- _Verilen Metin_:
Hikâye bu ya, günün birinde Franz Kafka rutin yürüyüşlerini yaptığı parkta küçük bir kıza rastlamış. Kız ağlıyormuş.
Kız, oyuncak bebeğini kaybetmiş ve bu onu oldukça üzmüş.
Kafka bebeği birlikte arayalım demiş ve ertesi gün aynı noktada buluşmak üzere sözleşmişler.
Bebeği yine bulamamışlar ve bunun üzerine Kafka küçük kıza bebeğin ağzından bir mektup yazmış. Tekrar buluştuklarında yazdığı mektubu kıza okumuş.
Memtupta “Lütfen benim için kederlenme, dünyayı görmek için uzun bir yolculuğa çıktım. Sana başımdan geçenleri anlatacağım.” diye yazıyormuş. Bu birçok mektubun ilkiymiş.
Kafka küçük kızla her buluştuğunda bebeğin hayali maceralarını özenle yazdığı mektuplardan ona okumuş. Küçük kız da bu şekilde mutlu olur, avunurmuş.
Başlayan her şeyin biteceği kuralı gereği görüşmelerin artık sonu gelmiş. Kafka son görüşmede küçük kıza bir oyuncak bebek getirmiş.
Küçük kız, kendisinin bebeğine benzemeyen, hatta oldukça farklı olan oyuncak bebeğe şaşkınlıkla bakakalmış. Lakin bebeğe iliştirilmiş bir not küçük kızın şaşkınlığını gidermiş : Notta “Yolculuğum beni çok değiştirdi.” yazıyormuş.

- _Verilen Bilgiler_:
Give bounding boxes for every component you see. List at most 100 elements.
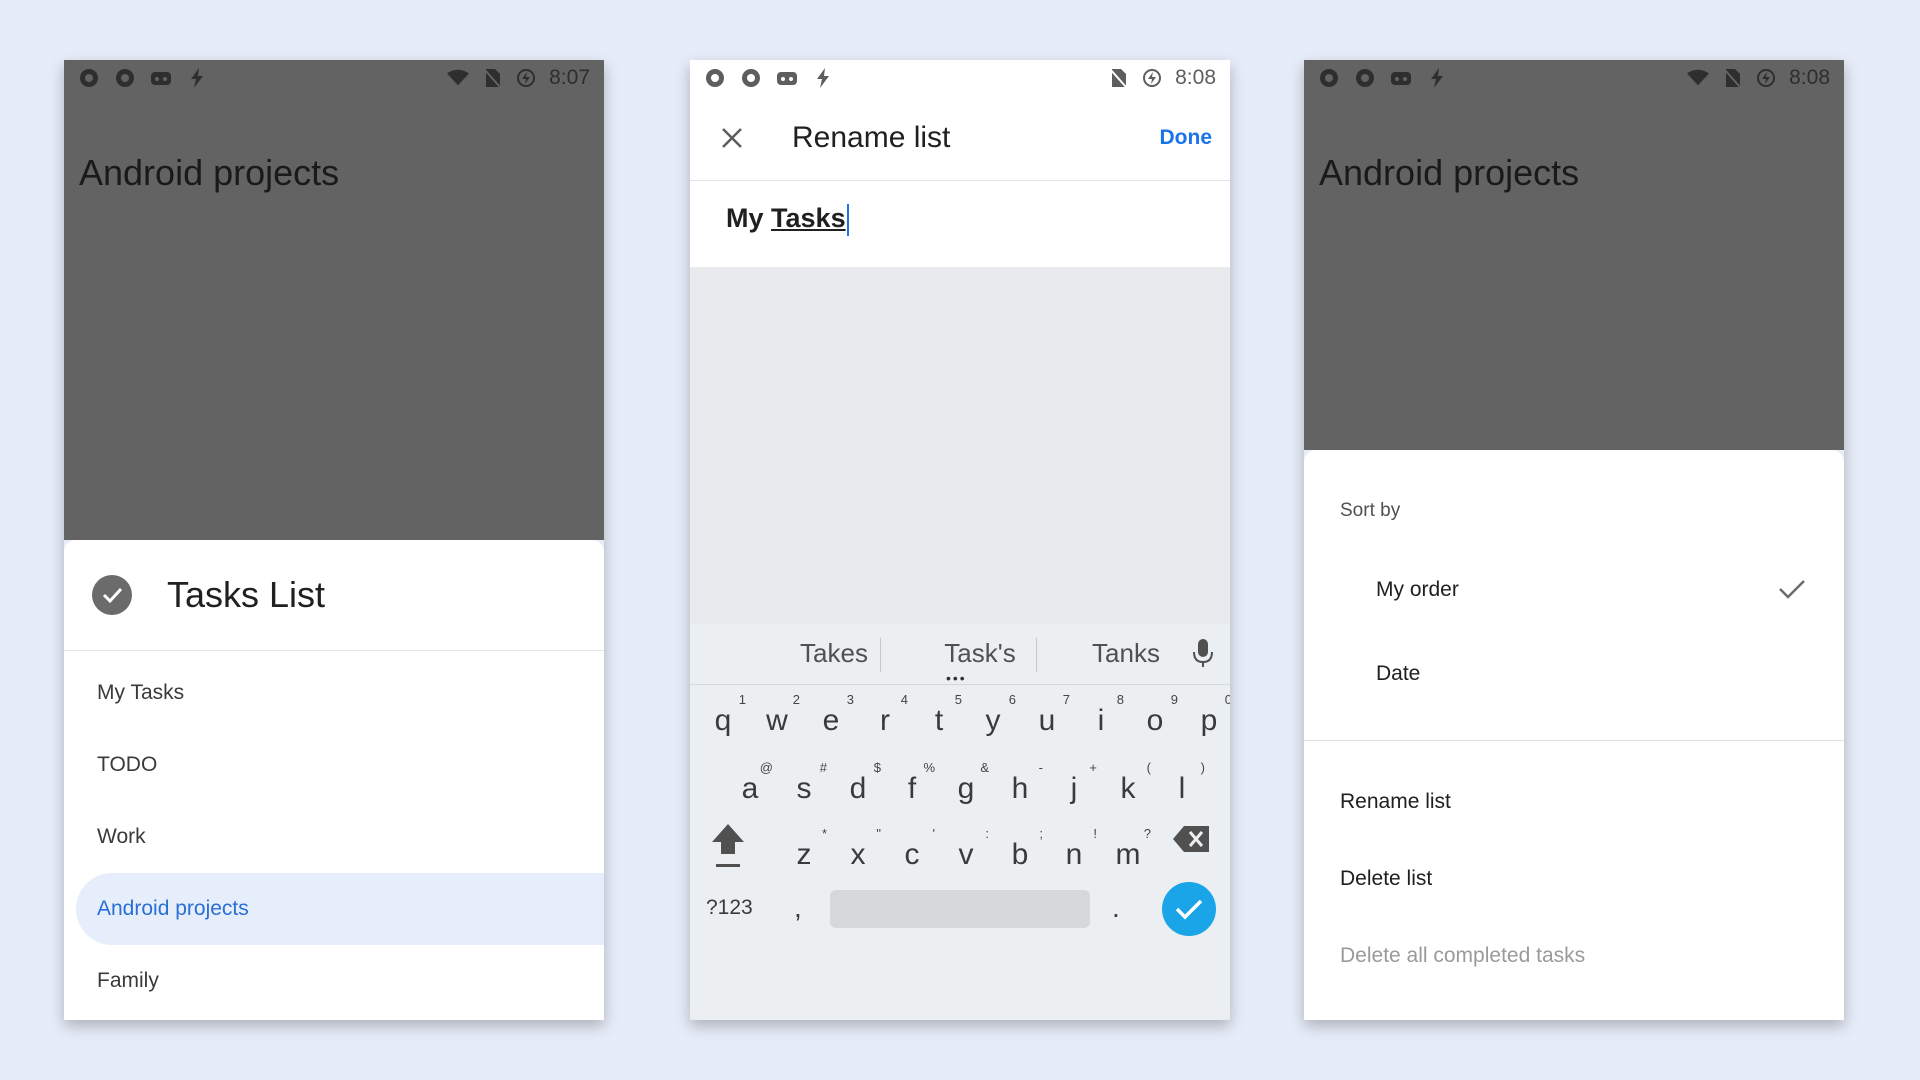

- _Görevler ve Alıştırmalar_:
1 - Verilen metne göre Kafka son görüşmede küçük kıza ne getirmiştir?
2 - Verilen metindeki "Hikâye bu ya, günün" ifadesinden "oyuncak bebek getirmiş." ifadesine kadar olan bölümü hiçbir değişiklik yapmadan kopyalayınız.
Bu veriler başka bir kaynaktan alınmıştır.

- _Alıştırma Sonuçları_:
1 - Bir oyuncak bebek getirmiştir.

2 -
Hikâye bu ya, günün birinde Franz Kafka rutin yürüyüşlerini yaptığı parkta küçük bir kıza rastlamış. Kız ağlıyormuş.
Kız, oyuncak bebeğini kaybetmiş ve bu onu oldukça üzmüş.
Kafka bebeği birlikte arayalım demiş ve ertesi gün aynı noktada buluşmak üzere sözleşmişler.
Bebeği yine bulamamışlar ve bunun üzerine Kafka küçük kıza bebeğin ağzından bir mektup yazmış. Tekrar buluştuklarında yazdığı mektubu kıza okumuş.
Memtupta “Lütfen benim için kederlenme, dünyayı görmek için uzun bir yolculuğa çıktım. Sana başımdan geçenleri anlatacağım.” diye yazıyormuş. Bu birçok mektubun ilkiymiş.
Kafka küçük kızla her buluştuğunda bebeğin hayali maceralarını özenle yazdığı mektuplardan ona okumuş. Küçük kız da bu şekilde mutlu olur, avunurmuş.
Başlayan her şeyin biteceği kuralı gereği görüşmelerin artık sonu gelmiş. Kafka son görüşmede küçük kıza bir oyuncak bebek getirmiş.